╔══

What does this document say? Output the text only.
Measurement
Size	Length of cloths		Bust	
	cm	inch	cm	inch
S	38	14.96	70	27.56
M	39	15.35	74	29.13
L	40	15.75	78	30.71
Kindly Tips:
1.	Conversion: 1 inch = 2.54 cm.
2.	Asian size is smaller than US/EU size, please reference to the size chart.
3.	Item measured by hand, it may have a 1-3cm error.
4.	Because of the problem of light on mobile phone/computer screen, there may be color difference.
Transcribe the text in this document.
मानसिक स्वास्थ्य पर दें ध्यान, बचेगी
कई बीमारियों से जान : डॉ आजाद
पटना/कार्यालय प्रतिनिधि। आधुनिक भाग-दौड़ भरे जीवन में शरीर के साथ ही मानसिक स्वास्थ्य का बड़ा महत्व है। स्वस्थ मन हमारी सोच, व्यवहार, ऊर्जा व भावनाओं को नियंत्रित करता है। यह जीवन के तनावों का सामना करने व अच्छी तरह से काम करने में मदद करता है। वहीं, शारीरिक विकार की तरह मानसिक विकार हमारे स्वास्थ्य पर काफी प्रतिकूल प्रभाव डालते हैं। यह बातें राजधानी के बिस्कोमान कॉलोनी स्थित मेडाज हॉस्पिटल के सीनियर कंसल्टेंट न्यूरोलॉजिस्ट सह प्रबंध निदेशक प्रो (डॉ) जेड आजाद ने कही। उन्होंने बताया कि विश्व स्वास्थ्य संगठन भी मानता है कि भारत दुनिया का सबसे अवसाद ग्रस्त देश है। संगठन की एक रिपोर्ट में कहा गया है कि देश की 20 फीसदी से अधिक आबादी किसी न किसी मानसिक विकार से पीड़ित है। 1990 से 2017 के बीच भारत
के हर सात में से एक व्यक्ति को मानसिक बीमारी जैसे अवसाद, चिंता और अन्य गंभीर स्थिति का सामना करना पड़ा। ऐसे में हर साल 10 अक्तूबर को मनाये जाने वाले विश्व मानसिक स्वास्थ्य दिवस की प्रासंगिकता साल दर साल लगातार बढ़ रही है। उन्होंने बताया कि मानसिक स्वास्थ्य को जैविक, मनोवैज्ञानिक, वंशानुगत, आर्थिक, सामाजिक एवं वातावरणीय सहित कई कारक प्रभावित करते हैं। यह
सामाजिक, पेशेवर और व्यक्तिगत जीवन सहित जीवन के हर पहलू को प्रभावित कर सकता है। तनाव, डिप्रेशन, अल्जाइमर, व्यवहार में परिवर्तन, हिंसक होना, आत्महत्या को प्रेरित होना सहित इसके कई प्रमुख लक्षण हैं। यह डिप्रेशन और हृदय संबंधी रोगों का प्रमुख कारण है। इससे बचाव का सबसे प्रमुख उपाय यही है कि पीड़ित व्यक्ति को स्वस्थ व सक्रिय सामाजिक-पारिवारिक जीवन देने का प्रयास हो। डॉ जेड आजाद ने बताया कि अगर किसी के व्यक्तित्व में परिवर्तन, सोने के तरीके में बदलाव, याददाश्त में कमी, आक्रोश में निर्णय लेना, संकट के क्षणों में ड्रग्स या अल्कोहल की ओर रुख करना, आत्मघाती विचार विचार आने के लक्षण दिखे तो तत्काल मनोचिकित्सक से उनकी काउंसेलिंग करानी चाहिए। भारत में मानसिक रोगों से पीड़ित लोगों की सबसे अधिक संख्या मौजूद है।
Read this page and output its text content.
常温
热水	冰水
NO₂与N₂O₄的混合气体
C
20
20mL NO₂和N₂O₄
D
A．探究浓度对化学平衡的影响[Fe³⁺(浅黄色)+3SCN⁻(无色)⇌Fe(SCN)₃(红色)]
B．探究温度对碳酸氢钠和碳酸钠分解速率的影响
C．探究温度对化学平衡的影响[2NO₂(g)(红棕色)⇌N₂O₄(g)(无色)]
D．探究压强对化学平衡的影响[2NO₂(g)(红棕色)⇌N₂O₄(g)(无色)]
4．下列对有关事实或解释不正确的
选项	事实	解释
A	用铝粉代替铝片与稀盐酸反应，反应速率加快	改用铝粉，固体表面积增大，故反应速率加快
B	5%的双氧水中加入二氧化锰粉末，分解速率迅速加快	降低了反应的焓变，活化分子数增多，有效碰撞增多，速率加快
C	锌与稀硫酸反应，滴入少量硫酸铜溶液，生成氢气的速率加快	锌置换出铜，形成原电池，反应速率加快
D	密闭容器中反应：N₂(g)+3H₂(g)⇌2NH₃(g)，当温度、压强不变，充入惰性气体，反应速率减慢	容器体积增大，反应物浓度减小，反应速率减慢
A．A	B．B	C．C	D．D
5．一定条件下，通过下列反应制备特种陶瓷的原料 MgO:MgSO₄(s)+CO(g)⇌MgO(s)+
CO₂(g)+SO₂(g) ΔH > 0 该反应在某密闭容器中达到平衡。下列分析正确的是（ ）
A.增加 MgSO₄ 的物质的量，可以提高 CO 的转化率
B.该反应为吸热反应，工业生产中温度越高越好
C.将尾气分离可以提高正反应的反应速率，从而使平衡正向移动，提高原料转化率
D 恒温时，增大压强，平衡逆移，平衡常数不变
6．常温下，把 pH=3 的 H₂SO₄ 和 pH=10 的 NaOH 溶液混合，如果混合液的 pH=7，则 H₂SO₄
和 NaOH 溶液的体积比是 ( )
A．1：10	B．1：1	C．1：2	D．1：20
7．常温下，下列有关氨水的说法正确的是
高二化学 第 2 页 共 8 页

╚══

AIM OF THE TASK:
Give the listing again, word for word.

TASK ANSWER:
What does this document say? Output the text only.
Measurement
Size	Length of cloths		Bust	
	cm	inch	cm	inch
S	38	14.96	70	27.56
M	39	15.35	74	29.13
L	40	15.75	78	30.71
Kindly Tips:
1.	Conversion: 1 inch = 2.54 cm.
2.	Asian size is smaller than US/EU size, please reference to the size chart.
3.	Item measured by hand, it may have a 1-3cm error.
4.	Because of the problem of light on mobile phone/computer screen, there may be color difference.
Transcribe the text in this document.
मानसिक स्वास्थ्य पर दें ध्यान, बचेगी
कई बीमारियों से जान : डॉ आजाद
पटना/कार्यालय प्रतिनिधि। आधुनिक भाग-दौड़ भरे जीवन में शरीर के साथ ही मानसिक स्वास्थ्य का बड़ा महत्व है। स्वस्थ मन हमारी सोच, व्यवहार, ऊर्जा व भावनाओं को नियंत्रित करता है। यह जीवन के तनावों का सामना करने व अच्छी तरह से काम करने में मदद करता है। वहीं, शारीरिक विकार की तरह मानसिक विकार हमारे स्वास्थ्य पर काफी प्रतिकूल प्रभाव डालते हैं। यह बातें राजधानी के बिस्कोमान कॉलोनी स्थित मेडाज हॉस्पिटल के सीनियर कंसल्टेंट न्यूरोलॉजिस्ट सह प्रबंध निदेशक प्रो (डॉ) जेड आजाद ने कही। उन्होंने बताया कि विश्व स्वास्थ्य संगठन भी मानता है कि भारत दुनिया का सबसे अवसाद ग्रस्त देश है। संगठन की एक रिपोर्ट में कहा गया है कि देश की 20 फीसदी से अधिक आबादी किसी न किसी मानसिक विकार से पीड़ित है। 1990 से 2017 के बीच भारत
के हर सात में से एक व्यक्ति को मानसिक बीमारी जैसे अवसाद, चिंता और अन्य गंभीर स्थिति का सामना करना पड़ा। ऐसे में हर साल 10 अक्तूबर को मनाये जाने वाले विश्व मानसिक स्वास्थ्य दिवस की प्रासंगिकता साल दर साल लगातार बढ़ रही है। उन्होंने बताया कि मानसिक स्वास्थ्य को जैविक, मनोवैज्ञानिक, वंशानुगत, आर्थिक, सामाजिक एवं वातावरणीय सहित कई कारक प्रभावित करते हैं। यह
सामाजिक, पेशेवर और व्यक्तिगत जीवन सहित जीवन के हर पहलू को प्रभावित कर सकता है। तनाव, डिप्रेशन, अल्जाइमर, व्यवहार में परिवर्तन, हिंसक होना, आत्महत्या को प्रेरित होना सहित इसके कई प्रमुख लक्षण हैं। यह डिप्रेशन और हृदय संबंधी रोगों का प्रमुख कारण है। इससे बचाव का सबसे प्रमुख उपाय यही है कि पीड़ित व्यक्ति को स्वस्थ व सक्रिय सामाजिक-पारिवारिक जीवन देने का प्रयास हो। डॉ जेड आजाद ने बताया कि अगर किसी के व्यक्तित्व में परिवर्तन, सोने के तरीके में बदलाव, याददाश्त में कमी, आक्रोश में निर्णय लेना, संकट के क्षणों में ड्रग्स या अल्कोहल की ओर रुख करना, आत्मघाती विचार विचार आने के लक्षण दिखे तो तत्काल मनोचिकित्सक से उनकी काउंसेलिंग करानी चाहिए। भारत में मानसिक रोगों से पीड़ित लोगों की सबसे अधिक संख्या मौजूद है।
Read this page and output its text content.
常温
热水	冰水
NO₂与N₂O₄的混合气体
C
20
20mL NO₂和N₂O₄
D
A．探究浓度对化学平衡的影响[Fe³⁺(浅黄色)+3SCN⁻(无色)⇌Fe(SCN)₃(红色)]
B．探究温度对碳酸氢钠和碳酸钠分解速率的影响
C．探究温度对化学平衡的影响[2NO₂(g)(红棕色)⇌N₂O₄(g)(无色)]
D．探究压强对化学平衡的影响[2NO₂(g)(红棕色)⇌N₂O₄(g)(无色)]
4．下列对有关事实或解释不正确的
选项	事实	解释
A	用铝粉代替铝片与稀盐酸反应，反应速率加快	改用铝粉，固体表面积增大，故反应速率加快
B	5%的双氧水中加入二氧化锰粉末，分解速率迅速加快	降低了反应的焓变，活化分子数增多，有效碰撞增多，速率加快
C	锌与稀硫酸反应，滴入少量硫酸铜溶液，生成氢气的速率加快	锌置换出铜，形成原电池，反应速率加快
D	密闭容器中反应：N₂(g)+3H₂(g)⇌2NH₃(g)，当温度、压强不变，充入惰性气体，反应速率减慢	容器体积增大，反应物浓度减小，反应速率减慢
A．A	B．B	C．C	D．D
5．一定条件下，通过下列反应制备特种陶瓷的原料 MgO:MgSO₄(s)+CO(g)⇌MgO(s)+
CO₂(g)+SO₂(g) ΔH > 0 该反应在某密闭容器中达到平衡。下列分析正确的是（ ）
A.增加 MgSO₄ 的物质的量，可以提高 CO 的转化率
B.该反应为吸热反应，工业生产中温度越高越好
C.将尾气分离可以提高正反应的反应速率，从而使平衡正向移动，提高原料转化率
D 恒温时，增大压强，平衡逆移，平衡常数不变
6．常温下，把 pH=3 的 H₂SO₄ 和 pH=10 的 NaOH 溶液混合，如果混合液的 pH=7，则 H₂SO₄
和 NaOH 溶液的体积比是 ( )
A．1：10	B．1：1	C．1：2	D．1：20
7．常温下，下列有关氨水的说法正确的是
高二化学 第 2 页 共 8 页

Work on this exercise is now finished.